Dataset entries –
..........

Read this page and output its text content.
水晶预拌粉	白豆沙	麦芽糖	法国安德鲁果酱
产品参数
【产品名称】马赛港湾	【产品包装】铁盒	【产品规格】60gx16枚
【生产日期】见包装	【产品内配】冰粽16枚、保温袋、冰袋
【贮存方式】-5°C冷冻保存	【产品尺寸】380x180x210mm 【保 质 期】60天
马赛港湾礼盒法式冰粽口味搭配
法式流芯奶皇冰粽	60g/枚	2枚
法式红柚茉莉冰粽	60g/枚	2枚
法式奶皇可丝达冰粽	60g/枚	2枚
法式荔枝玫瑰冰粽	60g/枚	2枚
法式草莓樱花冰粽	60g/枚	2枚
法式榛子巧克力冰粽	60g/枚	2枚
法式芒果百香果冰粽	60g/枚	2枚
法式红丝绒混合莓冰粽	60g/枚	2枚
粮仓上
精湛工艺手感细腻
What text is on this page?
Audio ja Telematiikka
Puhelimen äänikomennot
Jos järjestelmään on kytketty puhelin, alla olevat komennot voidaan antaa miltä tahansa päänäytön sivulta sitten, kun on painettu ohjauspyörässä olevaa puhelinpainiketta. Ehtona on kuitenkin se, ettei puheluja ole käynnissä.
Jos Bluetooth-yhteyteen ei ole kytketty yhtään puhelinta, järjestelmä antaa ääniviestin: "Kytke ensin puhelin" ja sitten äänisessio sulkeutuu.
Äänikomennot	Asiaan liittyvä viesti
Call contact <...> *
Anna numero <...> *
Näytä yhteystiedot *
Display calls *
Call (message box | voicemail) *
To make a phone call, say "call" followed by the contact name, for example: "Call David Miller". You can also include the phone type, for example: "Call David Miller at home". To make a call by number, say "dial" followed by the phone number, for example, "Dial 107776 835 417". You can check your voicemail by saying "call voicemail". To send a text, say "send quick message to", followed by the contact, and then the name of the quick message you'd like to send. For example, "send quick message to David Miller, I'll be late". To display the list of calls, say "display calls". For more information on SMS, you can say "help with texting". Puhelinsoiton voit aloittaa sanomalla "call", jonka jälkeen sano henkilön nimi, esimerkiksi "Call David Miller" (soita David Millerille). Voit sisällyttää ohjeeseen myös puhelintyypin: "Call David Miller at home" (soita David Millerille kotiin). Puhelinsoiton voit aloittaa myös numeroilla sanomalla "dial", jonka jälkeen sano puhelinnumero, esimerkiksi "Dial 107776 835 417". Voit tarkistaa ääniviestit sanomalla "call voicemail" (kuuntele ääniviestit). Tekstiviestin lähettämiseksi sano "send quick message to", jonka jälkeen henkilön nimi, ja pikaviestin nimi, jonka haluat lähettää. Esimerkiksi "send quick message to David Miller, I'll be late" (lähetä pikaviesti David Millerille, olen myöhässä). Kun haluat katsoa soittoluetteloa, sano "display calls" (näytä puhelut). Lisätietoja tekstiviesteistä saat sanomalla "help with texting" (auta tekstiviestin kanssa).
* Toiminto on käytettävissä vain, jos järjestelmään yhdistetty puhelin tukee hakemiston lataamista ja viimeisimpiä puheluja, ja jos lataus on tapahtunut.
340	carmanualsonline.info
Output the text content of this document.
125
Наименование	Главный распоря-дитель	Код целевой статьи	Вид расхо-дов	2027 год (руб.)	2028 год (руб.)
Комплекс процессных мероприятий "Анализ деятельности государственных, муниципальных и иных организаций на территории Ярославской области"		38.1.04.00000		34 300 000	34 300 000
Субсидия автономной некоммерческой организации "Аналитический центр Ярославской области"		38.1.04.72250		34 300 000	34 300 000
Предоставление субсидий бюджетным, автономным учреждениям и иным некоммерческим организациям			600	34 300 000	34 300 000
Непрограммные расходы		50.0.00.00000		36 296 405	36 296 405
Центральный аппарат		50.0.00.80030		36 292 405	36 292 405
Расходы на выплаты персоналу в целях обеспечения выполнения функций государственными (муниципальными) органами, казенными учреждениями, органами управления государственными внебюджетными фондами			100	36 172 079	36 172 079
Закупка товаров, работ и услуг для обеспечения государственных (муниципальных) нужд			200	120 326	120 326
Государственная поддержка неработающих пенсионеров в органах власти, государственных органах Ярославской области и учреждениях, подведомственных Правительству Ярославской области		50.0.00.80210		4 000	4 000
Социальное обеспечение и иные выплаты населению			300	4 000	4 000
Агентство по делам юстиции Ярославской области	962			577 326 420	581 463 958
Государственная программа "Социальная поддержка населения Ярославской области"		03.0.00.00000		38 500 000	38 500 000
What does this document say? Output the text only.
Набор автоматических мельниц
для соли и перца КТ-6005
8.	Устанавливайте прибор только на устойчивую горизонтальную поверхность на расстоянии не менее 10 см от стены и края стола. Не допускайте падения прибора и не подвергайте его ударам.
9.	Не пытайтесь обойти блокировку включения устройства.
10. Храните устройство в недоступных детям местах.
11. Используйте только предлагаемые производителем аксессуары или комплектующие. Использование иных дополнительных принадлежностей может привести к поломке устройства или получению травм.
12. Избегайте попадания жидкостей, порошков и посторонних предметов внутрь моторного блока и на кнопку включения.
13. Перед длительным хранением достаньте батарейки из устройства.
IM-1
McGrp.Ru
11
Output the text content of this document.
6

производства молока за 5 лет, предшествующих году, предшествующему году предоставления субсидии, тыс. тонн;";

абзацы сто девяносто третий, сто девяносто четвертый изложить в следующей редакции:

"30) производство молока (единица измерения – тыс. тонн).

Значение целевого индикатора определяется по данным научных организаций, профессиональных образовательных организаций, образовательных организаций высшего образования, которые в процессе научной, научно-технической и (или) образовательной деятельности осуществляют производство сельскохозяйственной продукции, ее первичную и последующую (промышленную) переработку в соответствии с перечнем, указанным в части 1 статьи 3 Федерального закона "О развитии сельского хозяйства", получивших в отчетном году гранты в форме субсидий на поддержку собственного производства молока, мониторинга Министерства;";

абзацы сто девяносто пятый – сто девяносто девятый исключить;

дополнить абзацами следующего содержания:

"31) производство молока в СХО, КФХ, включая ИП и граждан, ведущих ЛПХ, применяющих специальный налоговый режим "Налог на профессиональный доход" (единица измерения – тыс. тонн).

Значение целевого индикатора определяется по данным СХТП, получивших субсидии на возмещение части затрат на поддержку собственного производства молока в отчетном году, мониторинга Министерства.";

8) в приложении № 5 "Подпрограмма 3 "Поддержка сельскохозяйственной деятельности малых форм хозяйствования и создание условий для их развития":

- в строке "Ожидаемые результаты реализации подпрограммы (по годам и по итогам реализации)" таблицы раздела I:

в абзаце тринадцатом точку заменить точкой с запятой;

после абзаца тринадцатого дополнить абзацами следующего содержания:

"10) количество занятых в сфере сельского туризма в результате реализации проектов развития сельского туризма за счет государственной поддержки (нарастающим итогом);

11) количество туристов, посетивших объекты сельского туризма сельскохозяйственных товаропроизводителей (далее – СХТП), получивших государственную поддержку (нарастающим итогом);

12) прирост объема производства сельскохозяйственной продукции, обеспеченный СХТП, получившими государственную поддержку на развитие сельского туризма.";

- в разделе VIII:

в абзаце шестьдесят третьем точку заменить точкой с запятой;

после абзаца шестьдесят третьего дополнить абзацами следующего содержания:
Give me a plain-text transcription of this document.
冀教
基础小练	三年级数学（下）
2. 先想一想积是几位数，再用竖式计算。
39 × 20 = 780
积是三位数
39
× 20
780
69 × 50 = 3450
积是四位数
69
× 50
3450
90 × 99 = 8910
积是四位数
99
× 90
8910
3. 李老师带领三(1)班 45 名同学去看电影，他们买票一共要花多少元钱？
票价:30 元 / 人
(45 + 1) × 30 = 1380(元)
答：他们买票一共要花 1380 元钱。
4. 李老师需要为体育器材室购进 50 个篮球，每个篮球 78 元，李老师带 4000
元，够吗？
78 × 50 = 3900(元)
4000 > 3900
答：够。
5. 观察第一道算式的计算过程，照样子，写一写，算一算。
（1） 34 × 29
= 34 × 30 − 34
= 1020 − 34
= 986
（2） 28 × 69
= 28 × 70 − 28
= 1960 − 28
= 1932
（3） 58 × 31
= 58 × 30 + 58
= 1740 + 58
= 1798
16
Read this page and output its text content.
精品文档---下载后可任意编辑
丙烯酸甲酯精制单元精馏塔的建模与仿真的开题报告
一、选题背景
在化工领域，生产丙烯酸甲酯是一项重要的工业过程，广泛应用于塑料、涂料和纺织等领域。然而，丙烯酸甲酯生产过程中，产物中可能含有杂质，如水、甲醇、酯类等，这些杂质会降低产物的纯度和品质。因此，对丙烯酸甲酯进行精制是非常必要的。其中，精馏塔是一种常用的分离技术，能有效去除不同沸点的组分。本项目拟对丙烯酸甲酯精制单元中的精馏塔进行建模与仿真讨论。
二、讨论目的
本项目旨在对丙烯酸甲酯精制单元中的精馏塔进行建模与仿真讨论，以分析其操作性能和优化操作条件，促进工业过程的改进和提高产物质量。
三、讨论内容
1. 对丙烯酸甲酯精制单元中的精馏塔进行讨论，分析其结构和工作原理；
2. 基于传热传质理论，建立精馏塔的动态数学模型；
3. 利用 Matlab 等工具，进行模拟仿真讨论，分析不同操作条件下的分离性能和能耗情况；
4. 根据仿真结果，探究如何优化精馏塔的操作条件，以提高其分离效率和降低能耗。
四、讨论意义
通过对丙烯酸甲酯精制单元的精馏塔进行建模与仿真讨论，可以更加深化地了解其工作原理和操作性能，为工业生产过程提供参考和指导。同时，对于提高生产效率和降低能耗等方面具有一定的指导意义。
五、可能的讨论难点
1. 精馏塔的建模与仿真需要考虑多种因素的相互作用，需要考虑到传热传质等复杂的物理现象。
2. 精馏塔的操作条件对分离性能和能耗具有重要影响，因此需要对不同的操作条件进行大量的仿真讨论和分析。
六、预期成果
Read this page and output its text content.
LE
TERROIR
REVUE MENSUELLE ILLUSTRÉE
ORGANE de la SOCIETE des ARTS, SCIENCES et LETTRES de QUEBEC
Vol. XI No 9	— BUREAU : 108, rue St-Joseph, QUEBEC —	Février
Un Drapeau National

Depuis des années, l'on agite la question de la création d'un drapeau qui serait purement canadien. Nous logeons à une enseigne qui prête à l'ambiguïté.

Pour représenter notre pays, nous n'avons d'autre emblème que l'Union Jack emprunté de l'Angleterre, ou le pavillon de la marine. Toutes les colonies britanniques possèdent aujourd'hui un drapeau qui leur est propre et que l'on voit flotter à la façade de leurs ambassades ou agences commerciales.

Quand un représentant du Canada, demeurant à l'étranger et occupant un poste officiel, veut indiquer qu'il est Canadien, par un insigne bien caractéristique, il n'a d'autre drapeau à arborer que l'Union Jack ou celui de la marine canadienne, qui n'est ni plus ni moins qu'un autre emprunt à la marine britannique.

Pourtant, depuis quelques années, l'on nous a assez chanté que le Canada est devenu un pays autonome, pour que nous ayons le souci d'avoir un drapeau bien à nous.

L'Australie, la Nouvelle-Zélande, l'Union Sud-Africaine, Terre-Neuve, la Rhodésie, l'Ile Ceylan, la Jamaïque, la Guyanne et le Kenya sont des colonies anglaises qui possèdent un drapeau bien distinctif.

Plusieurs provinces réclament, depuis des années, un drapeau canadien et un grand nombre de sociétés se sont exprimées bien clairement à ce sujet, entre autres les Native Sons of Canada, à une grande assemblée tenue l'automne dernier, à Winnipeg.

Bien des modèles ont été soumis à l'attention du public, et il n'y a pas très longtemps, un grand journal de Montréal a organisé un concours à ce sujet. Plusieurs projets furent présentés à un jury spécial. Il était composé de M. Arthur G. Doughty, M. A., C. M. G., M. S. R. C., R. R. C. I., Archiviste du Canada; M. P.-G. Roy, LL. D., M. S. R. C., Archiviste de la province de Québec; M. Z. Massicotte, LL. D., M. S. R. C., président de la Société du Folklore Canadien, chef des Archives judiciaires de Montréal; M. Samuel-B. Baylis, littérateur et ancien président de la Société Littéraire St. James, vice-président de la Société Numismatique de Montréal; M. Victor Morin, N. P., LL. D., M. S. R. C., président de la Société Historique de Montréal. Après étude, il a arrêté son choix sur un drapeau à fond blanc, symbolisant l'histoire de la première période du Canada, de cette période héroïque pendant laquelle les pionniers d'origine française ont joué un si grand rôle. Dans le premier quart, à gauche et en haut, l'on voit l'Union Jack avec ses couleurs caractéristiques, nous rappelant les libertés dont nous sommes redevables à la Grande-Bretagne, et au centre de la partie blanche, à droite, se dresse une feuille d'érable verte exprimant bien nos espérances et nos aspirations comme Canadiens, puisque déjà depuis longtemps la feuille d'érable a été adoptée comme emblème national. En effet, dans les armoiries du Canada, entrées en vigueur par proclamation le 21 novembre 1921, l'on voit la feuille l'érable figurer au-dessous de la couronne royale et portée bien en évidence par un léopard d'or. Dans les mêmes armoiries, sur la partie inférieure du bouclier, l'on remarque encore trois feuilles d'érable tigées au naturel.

..........

Problem requirements –
Going over the lines above, work out how many include "pays", then give only that number.

Result –
2